>> Start SUPPLIED DATA

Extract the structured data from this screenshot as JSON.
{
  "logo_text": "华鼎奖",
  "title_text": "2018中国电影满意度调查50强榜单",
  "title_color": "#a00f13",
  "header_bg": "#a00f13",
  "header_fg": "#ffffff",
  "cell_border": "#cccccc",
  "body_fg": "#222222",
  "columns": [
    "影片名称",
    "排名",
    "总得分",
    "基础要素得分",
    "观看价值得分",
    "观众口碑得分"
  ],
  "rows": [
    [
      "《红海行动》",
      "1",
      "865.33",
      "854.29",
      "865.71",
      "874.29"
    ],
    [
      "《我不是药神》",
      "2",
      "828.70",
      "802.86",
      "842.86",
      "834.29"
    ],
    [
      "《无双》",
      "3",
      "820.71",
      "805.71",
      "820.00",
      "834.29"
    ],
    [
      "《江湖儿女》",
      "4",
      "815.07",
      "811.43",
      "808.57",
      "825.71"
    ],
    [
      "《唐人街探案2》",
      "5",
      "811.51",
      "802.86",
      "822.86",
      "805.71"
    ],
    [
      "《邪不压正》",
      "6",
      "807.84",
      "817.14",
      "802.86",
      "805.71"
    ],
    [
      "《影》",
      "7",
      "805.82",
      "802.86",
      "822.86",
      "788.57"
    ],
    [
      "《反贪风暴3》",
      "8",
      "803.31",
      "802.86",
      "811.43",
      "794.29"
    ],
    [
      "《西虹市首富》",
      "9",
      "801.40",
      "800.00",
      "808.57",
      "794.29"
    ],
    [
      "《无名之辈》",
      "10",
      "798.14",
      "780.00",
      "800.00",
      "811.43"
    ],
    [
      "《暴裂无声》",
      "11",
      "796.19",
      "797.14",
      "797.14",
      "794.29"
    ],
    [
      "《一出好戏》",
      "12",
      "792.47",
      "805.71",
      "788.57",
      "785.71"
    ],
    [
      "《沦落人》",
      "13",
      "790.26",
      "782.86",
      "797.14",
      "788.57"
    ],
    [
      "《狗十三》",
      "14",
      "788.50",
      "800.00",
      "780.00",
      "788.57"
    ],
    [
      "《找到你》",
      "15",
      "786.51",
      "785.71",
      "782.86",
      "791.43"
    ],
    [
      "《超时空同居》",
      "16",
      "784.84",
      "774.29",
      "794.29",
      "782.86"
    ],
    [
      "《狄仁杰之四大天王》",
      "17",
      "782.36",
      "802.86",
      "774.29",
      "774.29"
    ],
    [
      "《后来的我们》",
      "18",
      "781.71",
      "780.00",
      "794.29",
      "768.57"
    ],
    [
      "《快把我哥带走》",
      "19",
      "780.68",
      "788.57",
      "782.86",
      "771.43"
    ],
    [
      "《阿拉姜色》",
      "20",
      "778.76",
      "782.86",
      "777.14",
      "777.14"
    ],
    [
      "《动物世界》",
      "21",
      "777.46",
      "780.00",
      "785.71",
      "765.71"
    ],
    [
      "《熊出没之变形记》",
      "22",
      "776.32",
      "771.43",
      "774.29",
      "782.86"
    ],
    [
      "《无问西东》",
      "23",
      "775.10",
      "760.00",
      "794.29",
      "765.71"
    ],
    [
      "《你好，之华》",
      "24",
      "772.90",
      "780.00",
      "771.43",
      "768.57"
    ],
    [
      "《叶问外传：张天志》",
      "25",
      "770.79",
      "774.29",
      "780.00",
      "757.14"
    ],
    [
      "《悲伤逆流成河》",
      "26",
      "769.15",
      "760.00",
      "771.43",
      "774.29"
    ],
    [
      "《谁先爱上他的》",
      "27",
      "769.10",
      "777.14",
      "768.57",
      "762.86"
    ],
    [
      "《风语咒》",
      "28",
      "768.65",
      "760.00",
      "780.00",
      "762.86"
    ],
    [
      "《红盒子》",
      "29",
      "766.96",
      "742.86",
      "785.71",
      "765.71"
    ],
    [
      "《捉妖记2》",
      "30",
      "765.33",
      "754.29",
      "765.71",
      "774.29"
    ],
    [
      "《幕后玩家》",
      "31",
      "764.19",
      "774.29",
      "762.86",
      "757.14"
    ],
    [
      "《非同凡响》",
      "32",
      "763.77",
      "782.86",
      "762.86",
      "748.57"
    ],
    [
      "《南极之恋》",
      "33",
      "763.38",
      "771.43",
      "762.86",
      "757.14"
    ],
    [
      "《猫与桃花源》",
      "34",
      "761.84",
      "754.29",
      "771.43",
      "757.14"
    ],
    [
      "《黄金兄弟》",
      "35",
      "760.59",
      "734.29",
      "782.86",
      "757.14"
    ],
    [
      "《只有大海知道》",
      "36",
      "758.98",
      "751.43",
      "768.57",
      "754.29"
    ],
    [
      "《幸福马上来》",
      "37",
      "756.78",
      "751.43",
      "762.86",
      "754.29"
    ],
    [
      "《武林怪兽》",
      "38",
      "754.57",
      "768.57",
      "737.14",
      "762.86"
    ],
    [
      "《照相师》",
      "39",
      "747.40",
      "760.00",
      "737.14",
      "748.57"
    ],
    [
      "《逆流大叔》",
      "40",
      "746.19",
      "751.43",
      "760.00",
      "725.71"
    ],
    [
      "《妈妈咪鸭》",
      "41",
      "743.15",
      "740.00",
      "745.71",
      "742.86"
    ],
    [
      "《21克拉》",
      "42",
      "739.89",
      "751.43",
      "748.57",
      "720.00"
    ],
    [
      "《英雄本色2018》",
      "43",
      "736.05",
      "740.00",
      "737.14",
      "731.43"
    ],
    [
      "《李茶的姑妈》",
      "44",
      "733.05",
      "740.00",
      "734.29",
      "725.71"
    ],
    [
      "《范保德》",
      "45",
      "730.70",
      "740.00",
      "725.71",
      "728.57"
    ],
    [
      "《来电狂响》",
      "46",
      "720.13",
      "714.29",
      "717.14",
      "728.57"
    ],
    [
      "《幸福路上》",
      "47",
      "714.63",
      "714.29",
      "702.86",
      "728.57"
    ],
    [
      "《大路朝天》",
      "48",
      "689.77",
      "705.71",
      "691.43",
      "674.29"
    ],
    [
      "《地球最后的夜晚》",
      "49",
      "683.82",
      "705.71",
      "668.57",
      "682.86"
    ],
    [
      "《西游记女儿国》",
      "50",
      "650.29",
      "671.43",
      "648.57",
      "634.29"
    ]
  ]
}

>> End SUPPLIED DATA
>> Start SUPPLIED DATA

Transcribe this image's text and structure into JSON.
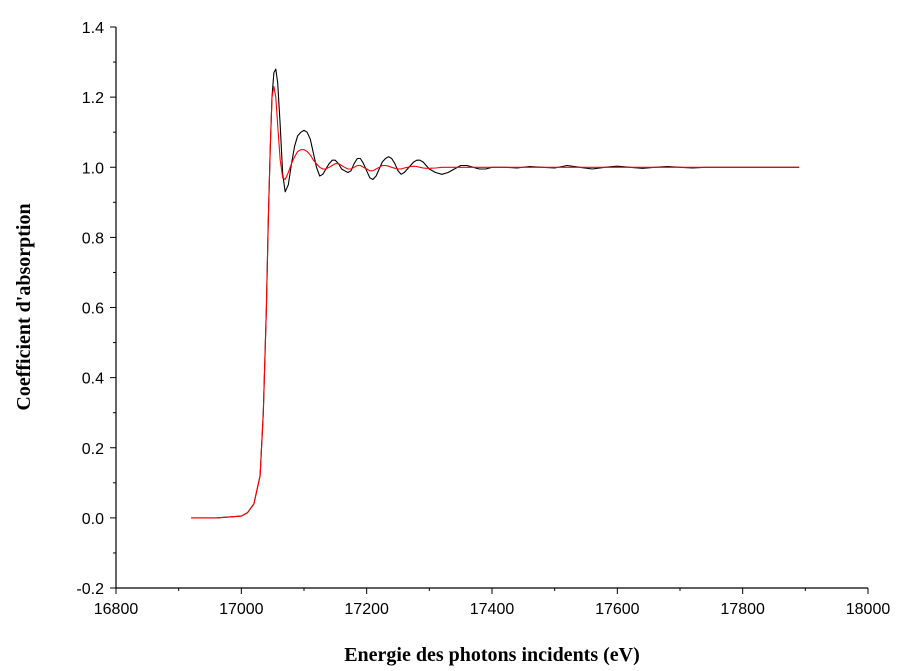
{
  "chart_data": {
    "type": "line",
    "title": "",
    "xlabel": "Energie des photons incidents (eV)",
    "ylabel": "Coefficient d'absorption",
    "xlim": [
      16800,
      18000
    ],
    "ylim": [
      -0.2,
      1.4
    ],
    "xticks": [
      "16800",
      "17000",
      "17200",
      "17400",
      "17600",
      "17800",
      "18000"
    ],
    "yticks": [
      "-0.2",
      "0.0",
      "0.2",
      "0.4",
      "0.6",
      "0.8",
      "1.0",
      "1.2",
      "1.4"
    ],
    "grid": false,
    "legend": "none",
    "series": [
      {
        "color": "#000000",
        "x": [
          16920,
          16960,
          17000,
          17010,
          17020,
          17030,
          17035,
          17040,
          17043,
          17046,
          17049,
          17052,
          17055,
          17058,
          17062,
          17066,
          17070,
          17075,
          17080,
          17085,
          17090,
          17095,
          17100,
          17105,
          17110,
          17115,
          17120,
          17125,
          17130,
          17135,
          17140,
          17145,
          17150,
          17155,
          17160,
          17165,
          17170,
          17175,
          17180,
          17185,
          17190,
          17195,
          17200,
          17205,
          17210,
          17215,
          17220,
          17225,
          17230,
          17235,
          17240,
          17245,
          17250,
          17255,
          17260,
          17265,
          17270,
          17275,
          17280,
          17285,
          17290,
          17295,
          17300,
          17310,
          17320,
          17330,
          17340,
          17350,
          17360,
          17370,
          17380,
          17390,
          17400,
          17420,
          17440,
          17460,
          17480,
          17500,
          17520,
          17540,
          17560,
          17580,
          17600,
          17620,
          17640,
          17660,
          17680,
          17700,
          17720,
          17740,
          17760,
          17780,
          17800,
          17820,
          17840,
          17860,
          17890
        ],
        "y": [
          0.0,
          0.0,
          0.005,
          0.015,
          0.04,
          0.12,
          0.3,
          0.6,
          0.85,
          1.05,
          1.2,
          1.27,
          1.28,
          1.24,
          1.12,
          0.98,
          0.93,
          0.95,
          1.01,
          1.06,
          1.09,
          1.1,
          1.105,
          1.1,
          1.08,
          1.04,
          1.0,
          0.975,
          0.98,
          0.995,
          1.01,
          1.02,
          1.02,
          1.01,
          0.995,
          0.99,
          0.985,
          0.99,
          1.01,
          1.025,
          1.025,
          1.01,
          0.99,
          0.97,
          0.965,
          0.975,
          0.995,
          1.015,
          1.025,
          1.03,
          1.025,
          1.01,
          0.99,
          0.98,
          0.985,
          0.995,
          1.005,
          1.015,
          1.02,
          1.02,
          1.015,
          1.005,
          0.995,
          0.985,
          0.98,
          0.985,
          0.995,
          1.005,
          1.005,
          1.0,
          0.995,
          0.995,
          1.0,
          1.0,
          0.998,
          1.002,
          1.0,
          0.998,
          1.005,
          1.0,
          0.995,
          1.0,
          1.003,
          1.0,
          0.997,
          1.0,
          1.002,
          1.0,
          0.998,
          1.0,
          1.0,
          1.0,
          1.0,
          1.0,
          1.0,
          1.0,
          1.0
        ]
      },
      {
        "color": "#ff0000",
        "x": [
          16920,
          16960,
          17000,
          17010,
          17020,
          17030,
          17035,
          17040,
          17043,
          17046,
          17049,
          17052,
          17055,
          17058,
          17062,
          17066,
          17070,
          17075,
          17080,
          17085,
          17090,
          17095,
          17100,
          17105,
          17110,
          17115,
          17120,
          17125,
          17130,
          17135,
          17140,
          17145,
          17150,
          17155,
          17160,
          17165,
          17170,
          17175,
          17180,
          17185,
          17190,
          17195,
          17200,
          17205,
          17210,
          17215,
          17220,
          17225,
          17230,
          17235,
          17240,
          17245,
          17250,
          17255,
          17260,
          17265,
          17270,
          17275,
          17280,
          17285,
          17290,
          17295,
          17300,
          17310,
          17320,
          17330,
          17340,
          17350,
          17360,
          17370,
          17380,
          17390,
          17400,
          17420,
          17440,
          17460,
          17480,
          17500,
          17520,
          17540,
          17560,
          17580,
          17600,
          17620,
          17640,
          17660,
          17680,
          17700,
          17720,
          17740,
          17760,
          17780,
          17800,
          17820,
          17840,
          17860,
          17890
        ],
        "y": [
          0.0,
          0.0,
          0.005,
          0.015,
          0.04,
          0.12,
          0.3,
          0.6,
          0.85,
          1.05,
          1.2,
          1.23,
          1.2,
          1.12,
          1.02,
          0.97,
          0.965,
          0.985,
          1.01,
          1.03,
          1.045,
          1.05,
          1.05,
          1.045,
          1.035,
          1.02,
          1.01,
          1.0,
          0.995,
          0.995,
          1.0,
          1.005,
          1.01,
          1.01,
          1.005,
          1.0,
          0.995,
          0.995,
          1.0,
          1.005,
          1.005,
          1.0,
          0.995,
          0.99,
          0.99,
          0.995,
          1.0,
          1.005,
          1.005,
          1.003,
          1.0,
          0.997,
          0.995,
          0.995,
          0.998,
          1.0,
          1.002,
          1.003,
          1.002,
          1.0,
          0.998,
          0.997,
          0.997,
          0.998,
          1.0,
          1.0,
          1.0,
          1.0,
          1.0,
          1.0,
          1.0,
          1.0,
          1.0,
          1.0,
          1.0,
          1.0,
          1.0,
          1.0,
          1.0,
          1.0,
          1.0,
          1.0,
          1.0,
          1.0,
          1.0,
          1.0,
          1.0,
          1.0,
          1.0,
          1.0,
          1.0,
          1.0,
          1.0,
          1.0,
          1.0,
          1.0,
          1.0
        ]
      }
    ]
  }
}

>> End SUPPLIED DATA

__TASK DIRECTIONS__. Copy each line of the records above that carries the word "JSON".

__TASK SOLUTION__.
Extract the structured data from this screenshot as JSON.
Transcribe this image's text and structure into JSON.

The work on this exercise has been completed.